Stored dataset items:
=-=-=
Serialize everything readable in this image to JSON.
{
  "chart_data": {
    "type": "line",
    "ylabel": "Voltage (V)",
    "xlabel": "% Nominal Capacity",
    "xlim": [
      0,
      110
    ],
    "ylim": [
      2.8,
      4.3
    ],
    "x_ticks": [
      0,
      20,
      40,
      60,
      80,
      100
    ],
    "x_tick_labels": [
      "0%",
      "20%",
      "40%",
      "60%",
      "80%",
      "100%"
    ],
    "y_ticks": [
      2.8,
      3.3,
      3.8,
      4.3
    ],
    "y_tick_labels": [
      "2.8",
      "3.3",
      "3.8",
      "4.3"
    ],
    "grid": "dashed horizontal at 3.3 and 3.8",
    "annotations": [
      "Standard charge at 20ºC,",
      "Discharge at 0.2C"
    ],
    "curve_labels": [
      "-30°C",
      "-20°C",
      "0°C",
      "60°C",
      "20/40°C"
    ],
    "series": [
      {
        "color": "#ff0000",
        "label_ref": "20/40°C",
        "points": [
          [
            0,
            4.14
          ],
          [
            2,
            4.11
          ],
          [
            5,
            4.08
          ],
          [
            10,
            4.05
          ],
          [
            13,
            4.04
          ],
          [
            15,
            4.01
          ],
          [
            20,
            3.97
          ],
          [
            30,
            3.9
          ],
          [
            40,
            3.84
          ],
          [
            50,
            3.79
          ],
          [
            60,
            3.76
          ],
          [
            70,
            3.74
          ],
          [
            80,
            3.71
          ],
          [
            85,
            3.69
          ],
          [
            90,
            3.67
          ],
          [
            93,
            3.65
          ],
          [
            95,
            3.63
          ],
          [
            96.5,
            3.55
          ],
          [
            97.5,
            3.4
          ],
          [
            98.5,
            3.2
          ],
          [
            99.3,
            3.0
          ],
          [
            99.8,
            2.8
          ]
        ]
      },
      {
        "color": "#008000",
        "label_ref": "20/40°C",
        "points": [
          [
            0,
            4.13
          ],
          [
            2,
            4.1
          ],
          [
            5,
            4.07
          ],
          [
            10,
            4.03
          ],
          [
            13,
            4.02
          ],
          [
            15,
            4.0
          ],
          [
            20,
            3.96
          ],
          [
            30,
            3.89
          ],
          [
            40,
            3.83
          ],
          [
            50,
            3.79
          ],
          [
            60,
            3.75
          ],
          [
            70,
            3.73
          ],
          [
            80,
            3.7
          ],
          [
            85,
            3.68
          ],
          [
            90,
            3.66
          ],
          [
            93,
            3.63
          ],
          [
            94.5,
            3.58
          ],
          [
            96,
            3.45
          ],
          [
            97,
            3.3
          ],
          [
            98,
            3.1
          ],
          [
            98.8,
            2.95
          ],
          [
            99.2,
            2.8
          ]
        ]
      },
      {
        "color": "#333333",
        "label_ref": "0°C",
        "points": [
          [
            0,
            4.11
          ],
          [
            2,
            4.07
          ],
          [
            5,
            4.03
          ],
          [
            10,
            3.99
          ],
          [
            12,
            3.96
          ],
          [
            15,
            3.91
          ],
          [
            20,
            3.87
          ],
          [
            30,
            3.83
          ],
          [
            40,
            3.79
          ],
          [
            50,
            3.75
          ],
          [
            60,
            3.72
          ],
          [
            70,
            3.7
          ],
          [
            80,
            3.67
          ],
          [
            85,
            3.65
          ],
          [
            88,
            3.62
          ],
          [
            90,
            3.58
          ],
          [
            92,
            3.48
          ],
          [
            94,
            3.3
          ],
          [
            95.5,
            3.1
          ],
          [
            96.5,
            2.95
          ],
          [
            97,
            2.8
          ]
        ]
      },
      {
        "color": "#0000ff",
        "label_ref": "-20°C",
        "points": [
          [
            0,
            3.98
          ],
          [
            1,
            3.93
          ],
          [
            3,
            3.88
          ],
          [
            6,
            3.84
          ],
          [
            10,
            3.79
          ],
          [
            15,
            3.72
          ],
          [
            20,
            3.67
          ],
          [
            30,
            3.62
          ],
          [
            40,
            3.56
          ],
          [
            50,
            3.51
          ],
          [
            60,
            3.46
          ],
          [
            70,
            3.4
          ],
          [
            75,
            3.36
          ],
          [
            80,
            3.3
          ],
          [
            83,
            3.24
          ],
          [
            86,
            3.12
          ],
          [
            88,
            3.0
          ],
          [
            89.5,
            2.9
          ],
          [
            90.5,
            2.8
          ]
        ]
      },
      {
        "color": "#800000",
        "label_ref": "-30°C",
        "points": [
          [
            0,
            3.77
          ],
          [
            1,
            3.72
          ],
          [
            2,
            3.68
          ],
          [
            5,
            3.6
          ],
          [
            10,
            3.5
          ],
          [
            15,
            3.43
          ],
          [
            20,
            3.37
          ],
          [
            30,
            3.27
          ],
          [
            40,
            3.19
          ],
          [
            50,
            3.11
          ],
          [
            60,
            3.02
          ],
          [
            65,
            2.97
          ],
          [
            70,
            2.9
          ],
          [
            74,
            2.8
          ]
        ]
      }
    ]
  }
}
=-=-=
### Task description
Pull out each line containing the word "color" and copy it.

### Output
        "color": "#ff0000",
        "color": "#008000",
        "color": "#333333",
        "color": "#0000ff",
        "color": "#800000",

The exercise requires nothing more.